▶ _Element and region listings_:
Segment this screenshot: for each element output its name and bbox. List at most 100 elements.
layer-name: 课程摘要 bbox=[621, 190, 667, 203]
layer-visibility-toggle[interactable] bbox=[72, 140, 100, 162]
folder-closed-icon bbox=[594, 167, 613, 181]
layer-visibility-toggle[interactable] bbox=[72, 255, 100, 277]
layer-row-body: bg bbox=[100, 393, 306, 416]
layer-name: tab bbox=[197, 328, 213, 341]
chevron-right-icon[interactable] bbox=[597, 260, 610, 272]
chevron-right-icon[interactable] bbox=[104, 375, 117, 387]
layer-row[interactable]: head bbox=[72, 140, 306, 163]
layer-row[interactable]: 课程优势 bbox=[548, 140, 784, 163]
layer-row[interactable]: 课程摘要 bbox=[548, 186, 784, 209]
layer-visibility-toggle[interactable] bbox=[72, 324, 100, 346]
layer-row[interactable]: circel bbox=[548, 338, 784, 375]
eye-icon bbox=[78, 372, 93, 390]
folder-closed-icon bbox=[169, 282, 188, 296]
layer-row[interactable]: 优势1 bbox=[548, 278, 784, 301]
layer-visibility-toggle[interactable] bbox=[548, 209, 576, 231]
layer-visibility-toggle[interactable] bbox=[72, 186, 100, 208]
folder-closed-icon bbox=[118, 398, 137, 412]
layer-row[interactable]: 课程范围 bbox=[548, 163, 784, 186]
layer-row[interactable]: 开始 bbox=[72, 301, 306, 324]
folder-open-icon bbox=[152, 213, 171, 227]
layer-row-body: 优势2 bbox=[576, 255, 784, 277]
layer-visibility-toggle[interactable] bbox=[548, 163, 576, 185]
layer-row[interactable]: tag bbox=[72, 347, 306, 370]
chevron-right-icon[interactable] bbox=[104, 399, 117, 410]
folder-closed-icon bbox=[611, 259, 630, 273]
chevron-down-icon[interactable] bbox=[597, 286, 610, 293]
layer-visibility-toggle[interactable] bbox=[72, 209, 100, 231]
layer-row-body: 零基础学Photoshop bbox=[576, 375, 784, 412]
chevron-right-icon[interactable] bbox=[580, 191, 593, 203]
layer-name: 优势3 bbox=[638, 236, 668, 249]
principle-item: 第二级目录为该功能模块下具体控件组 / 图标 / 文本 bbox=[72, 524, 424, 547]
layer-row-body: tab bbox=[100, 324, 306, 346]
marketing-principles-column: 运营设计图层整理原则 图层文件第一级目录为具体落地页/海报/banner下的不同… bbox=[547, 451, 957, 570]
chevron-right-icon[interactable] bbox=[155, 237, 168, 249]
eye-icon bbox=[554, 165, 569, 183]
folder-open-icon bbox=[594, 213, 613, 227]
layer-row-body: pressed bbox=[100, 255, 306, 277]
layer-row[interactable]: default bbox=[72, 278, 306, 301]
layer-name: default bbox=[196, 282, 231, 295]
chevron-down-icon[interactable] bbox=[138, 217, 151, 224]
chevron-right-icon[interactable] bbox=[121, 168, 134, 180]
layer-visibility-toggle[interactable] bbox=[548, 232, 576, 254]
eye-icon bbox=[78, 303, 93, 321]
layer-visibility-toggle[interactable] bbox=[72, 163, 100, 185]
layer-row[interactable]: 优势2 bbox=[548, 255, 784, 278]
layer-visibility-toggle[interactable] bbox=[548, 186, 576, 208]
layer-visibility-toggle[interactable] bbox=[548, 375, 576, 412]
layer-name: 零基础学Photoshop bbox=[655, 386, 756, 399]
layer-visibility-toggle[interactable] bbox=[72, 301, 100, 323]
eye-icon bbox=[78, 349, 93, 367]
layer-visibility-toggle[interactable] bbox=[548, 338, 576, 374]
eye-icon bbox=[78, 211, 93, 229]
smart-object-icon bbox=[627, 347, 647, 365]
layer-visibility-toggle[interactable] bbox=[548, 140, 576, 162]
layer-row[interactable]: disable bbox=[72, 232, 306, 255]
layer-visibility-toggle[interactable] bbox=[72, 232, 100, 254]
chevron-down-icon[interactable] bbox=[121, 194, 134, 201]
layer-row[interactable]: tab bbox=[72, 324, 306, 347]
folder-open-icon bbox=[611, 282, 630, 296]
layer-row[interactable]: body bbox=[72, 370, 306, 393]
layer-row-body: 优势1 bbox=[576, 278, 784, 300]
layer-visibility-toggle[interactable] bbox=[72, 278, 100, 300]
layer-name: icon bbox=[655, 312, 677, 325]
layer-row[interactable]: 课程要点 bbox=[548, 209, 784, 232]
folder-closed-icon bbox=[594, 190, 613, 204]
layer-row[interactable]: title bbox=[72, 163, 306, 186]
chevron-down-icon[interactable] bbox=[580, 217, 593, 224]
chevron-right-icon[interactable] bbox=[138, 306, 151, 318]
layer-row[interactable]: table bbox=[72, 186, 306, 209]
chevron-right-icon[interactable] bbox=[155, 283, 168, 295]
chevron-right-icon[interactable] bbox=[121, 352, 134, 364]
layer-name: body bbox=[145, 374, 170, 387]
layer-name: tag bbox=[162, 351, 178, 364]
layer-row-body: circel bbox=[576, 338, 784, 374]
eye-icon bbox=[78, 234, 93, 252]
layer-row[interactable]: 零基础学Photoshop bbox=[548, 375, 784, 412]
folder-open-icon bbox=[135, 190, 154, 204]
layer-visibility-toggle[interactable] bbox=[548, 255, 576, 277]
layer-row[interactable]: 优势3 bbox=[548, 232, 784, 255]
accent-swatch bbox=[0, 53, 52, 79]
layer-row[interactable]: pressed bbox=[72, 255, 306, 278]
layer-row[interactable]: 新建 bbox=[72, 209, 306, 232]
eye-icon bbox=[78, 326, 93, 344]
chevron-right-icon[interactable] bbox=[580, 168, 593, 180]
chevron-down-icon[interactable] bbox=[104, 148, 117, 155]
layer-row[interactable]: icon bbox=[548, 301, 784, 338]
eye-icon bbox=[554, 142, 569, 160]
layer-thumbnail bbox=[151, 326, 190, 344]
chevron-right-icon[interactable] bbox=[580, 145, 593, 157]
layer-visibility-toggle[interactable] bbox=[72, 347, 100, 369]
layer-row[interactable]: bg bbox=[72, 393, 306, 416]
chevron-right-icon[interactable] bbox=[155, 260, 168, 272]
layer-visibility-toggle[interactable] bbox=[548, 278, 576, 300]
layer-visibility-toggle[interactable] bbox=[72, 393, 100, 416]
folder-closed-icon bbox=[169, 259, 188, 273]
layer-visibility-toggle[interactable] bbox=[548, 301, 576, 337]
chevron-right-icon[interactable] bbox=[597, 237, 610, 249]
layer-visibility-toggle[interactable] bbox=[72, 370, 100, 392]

▶ _Task_: Print every one of the entries above again, character for character, with nothing changed, added, or left out.

▶ _The reply_:
Segment this screenshot: for each element output its name and bbox. List at most 100 elements.
layer-name: 课程摘要 bbox=[621, 190, 667, 203]
layer-visibility-toggle[interactable] bbox=[72, 140, 100, 162]
folder-closed-icon bbox=[594, 167, 613, 181]
layer-visibility-toggle[interactable] bbox=[72, 255, 100, 277]
layer-row-body: bg bbox=[100, 393, 306, 416]
layer-name: tab bbox=[197, 328, 213, 341]
chevron-right-icon[interactable] bbox=[597, 260, 610, 272]
chevron-right-icon[interactable] bbox=[104, 375, 117, 387]
layer-row[interactable]: head bbox=[72, 140, 306, 163]
layer-row[interactable]: 课程优势 bbox=[548, 140, 784, 163]
layer-row[interactable]: 课程摘要 bbox=[548, 186, 784, 209]
layer-visibility-toggle[interactable] bbox=[72, 324, 100, 346]
layer-row[interactable]: circel bbox=[548, 338, 784, 375]
eye-icon bbox=[78, 372, 93, 390]
folder-closed-icon bbox=[169, 282, 188, 296]
layer-row[interactable]: 优势1 bbox=[548, 278, 784, 301]
layer-visibility-toggle[interactable] bbox=[548, 209, 576, 231]
layer-visibility-toggle[interactable] bbox=[72, 186, 100, 208]
folder-closed-icon bbox=[118, 398, 137, 412]
layer-row[interactable]: 课程范围 bbox=[548, 163, 784, 186]
layer-row[interactable]: 开始 bbox=[72, 301, 306, 324]
folder-open-icon bbox=[152, 213, 171, 227]
layer-row-body: 优势2 bbox=[576, 255, 784, 277]
layer-visibility-toggle[interactable] bbox=[548, 163, 576, 185]
layer-row[interactable]: tag bbox=[72, 347, 306, 370]
chevron-right-icon[interactable] bbox=[104, 399, 117, 410]
folder-closed-icon bbox=[611, 259, 630, 273]
chevron-down-icon[interactable] bbox=[597, 286, 610, 293]
layer-visibility-toggle[interactable] bbox=[72, 209, 100, 231]
layer-row-body: 零基础学Photoshop bbox=[576, 375, 784, 412]
chevron-right-icon[interactable] bbox=[580, 191, 593, 203]
layer-name: 优势3 bbox=[638, 236, 668, 249]
principle-item: 第二级目录为该功能模块下具体控件组 / 图标 / 文本 bbox=[72, 524, 424, 547]
layer-row-body: tab bbox=[100, 324, 306, 346]
marketing-principles-column: 运营设计图层整理原则 图层文件第一级目录为具体落地页/海报/banner下的不同… bbox=[547, 451, 957, 570]
chevron-right-icon[interactable] bbox=[155, 237, 168, 249]
eye-icon bbox=[554, 165, 569, 183]
folder-open-icon bbox=[594, 213, 613, 227]
layer-row-body: pressed bbox=[100, 255, 306, 277]
layer-row[interactable]: default bbox=[72, 278, 306, 301]
layer-name: default bbox=[196, 282, 231, 295]
chevron-down-icon[interactable] bbox=[138, 217, 151, 224]
chevron-right-icon[interactable] bbox=[121, 168, 134, 180]
layer-visibility-toggle[interactable] bbox=[548, 232, 576, 254]
eye-icon bbox=[78, 303, 93, 321]
layer-visibility-toggle[interactable] bbox=[72, 163, 100, 185]
layer-row[interactable]: 优势2 bbox=[548, 255, 784, 278]
layer-visibility-toggle[interactable] bbox=[548, 186, 576, 208]
layer-visibility-toggle[interactable] bbox=[548, 375, 576, 412]
layer-name: 零基础学Photoshop bbox=[655, 386, 756, 399]
layer-visibility-toggle[interactable] bbox=[72, 301, 100, 323]
eye-icon bbox=[78, 349, 93, 367]
layer-visibility-toggle[interactable] bbox=[548, 338, 576, 374]
eye-icon bbox=[78, 211, 93, 229]
smart-object-icon bbox=[627, 347, 647, 365]
layer-visibility-toggle[interactable] bbox=[548, 140, 576, 162]
layer-row[interactable]: disable bbox=[72, 232, 306, 255]
layer-visibility-toggle[interactable] bbox=[72, 232, 100, 254]
chevron-down-icon[interactable] bbox=[121, 194, 134, 201]
layer-row[interactable]: tab bbox=[72, 324, 306, 347]
folder-open-icon bbox=[611, 282, 630, 296]
layer-row[interactable]: body bbox=[72, 370, 306, 393]
layer-row-body: 优势1 bbox=[576, 278, 784, 300]
layer-visibility-toggle[interactable] bbox=[72, 278, 100, 300]
layer-name: icon bbox=[655, 312, 677, 325]
layer-row[interactable]: 课程要点 bbox=[548, 209, 784, 232]
folder-closed-icon bbox=[594, 190, 613, 204]
layer-row[interactable]: title bbox=[72, 163, 306, 186]
chevron-down-icon[interactable] bbox=[580, 217, 593, 224]
chevron-right-icon[interactable] bbox=[138, 306, 151, 318]
layer-row[interactable]: table bbox=[72, 186, 306, 209]
chevron-right-icon[interactable] bbox=[155, 283, 168, 295]
chevron-right-icon[interactable] bbox=[121, 352, 134, 364]
layer-name: body bbox=[145, 374, 170, 387]
layer-name: tag bbox=[162, 351, 178, 364]
layer-row-body: circel bbox=[576, 338, 784, 374]
eye-icon bbox=[78, 234, 93, 252]
layer-row[interactable]: 零基础学Photoshop bbox=[548, 375, 784, 412]
folder-open-icon bbox=[135, 190, 154, 204]
layer-visibility-toggle[interactable] bbox=[548, 255, 576, 277]
layer-row[interactable]: 优势3 bbox=[548, 232, 784, 255]
accent-swatch bbox=[0, 53, 52, 79]
layer-row[interactable]: pressed bbox=[72, 255, 306, 278]
layer-row[interactable]: 新建 bbox=[72, 209, 306, 232]
eye-icon bbox=[78, 326, 93, 344]
chevron-right-icon[interactable] bbox=[580, 168, 593, 180]
chevron-down-icon[interactable] bbox=[104, 148, 117, 155]
layer-row[interactable]: icon bbox=[548, 301, 784, 338]
eye-icon bbox=[554, 142, 569, 160]
layer-thumbnail bbox=[151, 326, 190, 344]
chevron-right-icon[interactable] bbox=[580, 145, 593, 157]
layer-visibility-toggle[interactable] bbox=[72, 347, 100, 369]
layer-row[interactable]: bg bbox=[72, 393, 306, 416]
chevron-right-icon[interactable] bbox=[155, 260, 168, 272]
layer-visibility-toggle[interactable] bbox=[548, 278, 576, 300]
layer-visibility-toggle[interactable] bbox=[72, 393, 100, 416]
folder-closed-icon bbox=[169, 259, 188, 273]
layer-visibility-toggle[interactable] bbox=[548, 301, 576, 337]
chevron-right-icon[interactable] bbox=[597, 237, 610, 249]
layer-visibility-toggle[interactable] bbox=[72, 370, 100, 392]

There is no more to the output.